**Instructions to follow:** Return each line that holds the word "this".

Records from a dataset

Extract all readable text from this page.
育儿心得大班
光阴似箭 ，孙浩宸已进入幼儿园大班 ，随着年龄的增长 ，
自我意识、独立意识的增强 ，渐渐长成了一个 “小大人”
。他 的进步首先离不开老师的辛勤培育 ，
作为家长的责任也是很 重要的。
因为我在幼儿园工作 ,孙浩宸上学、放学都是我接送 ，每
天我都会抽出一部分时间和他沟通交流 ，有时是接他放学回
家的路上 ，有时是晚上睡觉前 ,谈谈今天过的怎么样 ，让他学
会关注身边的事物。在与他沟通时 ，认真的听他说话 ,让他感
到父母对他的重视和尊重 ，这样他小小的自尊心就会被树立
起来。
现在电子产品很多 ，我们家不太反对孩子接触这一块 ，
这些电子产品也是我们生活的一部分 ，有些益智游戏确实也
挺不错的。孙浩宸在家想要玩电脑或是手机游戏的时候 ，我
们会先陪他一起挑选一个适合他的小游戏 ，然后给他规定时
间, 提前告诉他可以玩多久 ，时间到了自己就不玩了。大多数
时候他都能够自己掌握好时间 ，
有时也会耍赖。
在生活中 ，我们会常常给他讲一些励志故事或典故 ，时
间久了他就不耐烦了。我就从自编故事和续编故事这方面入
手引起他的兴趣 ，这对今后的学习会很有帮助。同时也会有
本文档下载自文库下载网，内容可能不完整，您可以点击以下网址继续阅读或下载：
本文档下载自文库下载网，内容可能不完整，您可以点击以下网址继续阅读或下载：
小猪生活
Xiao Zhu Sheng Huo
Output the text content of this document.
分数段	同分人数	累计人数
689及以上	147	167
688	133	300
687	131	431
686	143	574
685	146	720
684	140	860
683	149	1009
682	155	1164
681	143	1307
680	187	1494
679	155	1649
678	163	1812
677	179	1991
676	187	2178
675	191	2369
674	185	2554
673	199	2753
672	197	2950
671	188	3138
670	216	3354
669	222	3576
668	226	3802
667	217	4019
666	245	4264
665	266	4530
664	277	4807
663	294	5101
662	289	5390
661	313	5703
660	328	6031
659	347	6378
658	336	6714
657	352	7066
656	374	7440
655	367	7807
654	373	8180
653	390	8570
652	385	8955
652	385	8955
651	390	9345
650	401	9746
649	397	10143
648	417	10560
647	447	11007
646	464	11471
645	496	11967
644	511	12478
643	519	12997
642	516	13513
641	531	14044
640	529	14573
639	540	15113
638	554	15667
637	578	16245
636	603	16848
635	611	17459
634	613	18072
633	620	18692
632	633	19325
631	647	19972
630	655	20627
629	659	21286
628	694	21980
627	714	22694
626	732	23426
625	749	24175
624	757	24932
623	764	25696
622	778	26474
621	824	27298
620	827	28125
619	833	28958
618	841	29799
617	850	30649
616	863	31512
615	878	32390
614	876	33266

**The completed task:**
Extract all readable text from this page.
Output the text content of this document.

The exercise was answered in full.